Work to be completed:
Copy every record exactly, and keep the pictures out.

Stored data:
● ● ●

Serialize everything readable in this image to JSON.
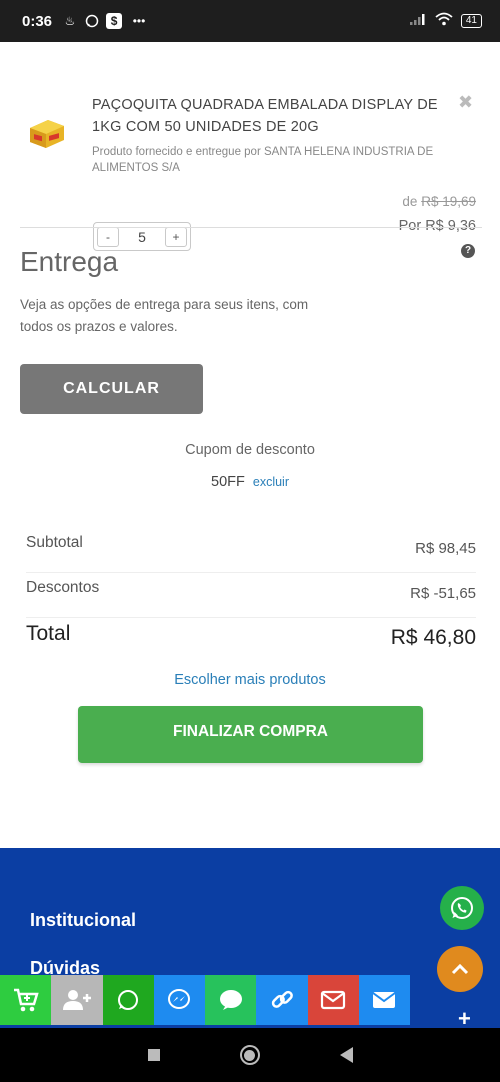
{
  "status_bar": {
    "time": "0:36",
    "left_icons": [
      "steam-icon",
      "whatsapp-icon",
      "dollar-app-icon",
      "more-dots-icon"
    ],
    "battery": "41"
  },
  "product": {
    "title": "PAÇOQUITA QUADRADA EMBALADA DISPLAY DE 1KG COM 50 UNIDADES DE 20G",
    "supplier": "Produto fornecido e entregue por SANTA HELENA INDUSTRIA DE ALIMENTOS S/A",
    "price_old_prefix": "de",
    "price_old": "R$ 19,69",
    "price_new": "Por R$ 9,36",
    "quantity": "5",
    "qty_minus": "-",
    "qty_plus": "+",
    "help": "?"
  },
  "entrega": {
    "title": "Entrega",
    "description": "Veja as opções de entrega para seus itens, com todos os prazos e valores.",
    "button": "CALCULAR"
  },
  "cupom": {
    "label": "Cupom de desconto",
    "code": "50FF",
    "remove": "excluir"
  },
  "summary": {
    "subtotal_label": "Subtotal",
    "subtotal_value": "R$ 98,45",
    "discount_label": "Descontos",
    "discount_value": "R$ -51,65",
    "total_label": "Total",
    "total_value": "R$ 46,80"
  },
  "actions": {
    "more_products": "Escolher mais produtos",
    "finish": "FINALIZAR COMPRA"
  },
  "footer": {
    "links": [
      "Institucional",
      "Dúvidas"
    ]
  },
  "share_bar": [
    {
      "icon": "cart-add-icon",
      "color": "#2ecc40"
    },
    {
      "icon": "add-user-icon",
      "color": "#b7b7b7"
    },
    {
      "icon": "whatsapp-icon",
      "color": "#1fa81f"
    },
    {
      "icon": "messenger-icon",
      "color": "#1e8bf0"
    },
    {
      "icon": "sms-icon",
      "color": "#27c25c"
    },
    {
      "icon": "link-icon",
      "color": "#1f8cf0"
    },
    {
      "icon": "gmail-icon",
      "color": "#d9453a"
    },
    {
      "icon": "email-icon",
      "color": "#1e8bf0"
    }
  ],
  "colors": {
    "footer_bg": "#0b3ea3",
    "finish_btn": "#4aae4f",
    "calc_btn": "#777777",
    "link": "#2a7fb8"
  }
}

● ● ●

The response:
Serialize everything readable in this image to JSON.
{
  "status_bar": {
    "time": "0:36",
    "left_icons": [
      "steam-icon",
      "whatsapp-icon",
      "dollar-app-icon",
      "more-dots-icon"
    ],
    "battery": "41"
  },
  "product": {
    "title": "PAÇOQUITA QUADRADA EMBALADA DISPLAY DE 1KG COM 50 UNIDADES DE 20G",
    "supplier": "Produto fornecido e entregue por SANTA HELENA INDUSTRIA DE ALIMENTOS S/A",
    "price_old_prefix": "de",
    "price_old": "R$ 19,69",
    "price_new": "Por R$ 9,36",
    "quantity": "5",
    "qty_minus": "-",
    "qty_plus": "+",
    "help": "?"
  },
  "entrega": {
    "title": "Entrega",
    "description": "Veja as opções de entrega para seus itens, com todos os prazos e valores.",
    "button": "CALCULAR"
  },
  "cupom": {
    "label": "Cupom de desconto",
    "code": "50FF",
    "remove": "excluir"
  },
  "summary": {
    "subtotal_label": "Subtotal",
    "subtotal_value": "R$ 98,45",
    "discount_label": "Descontos",
    "discount_value": "R$ -51,65",
    "total_label": "Total",
    "total_value": "R$ 46,80"
  },
  "actions": {
    "more_products": "Escolher mais produtos",
    "finish": "FINALIZAR COMPRA"
  },
  "footer": {
    "links": [
      "Institucional",
      "Dúvidas"
    ]
  },
  "share_bar": [
    {
      "icon": "cart-add-icon",
      "color": "#2ecc40"
    },
    {
      "icon": "add-user-icon",
      "color": "#b7b7b7"
    },
    {
      "icon": "whatsapp-icon",
      "color": "#1fa81f"
    },
    {
      "icon": "messenger-icon",
      "color": "#1e8bf0"
    },
    {
      "icon": "sms-icon",
      "color": "#27c25c"
    },
    {
      "icon": "link-icon",
      "color": "#1f8cf0"
    },
    {
      "icon": "gmail-icon",
      "color": "#d9453a"
    },
    {
      "icon": "email-icon",
      "color": "#1e8bf0"
    }
  ],
  "colors": {
    "footer_bg": "#0b3ea3",
    "finish_btn": "#4aae4f",
    "calc_btn": "#777777",
    "link": "#2a7fb8"
  }
}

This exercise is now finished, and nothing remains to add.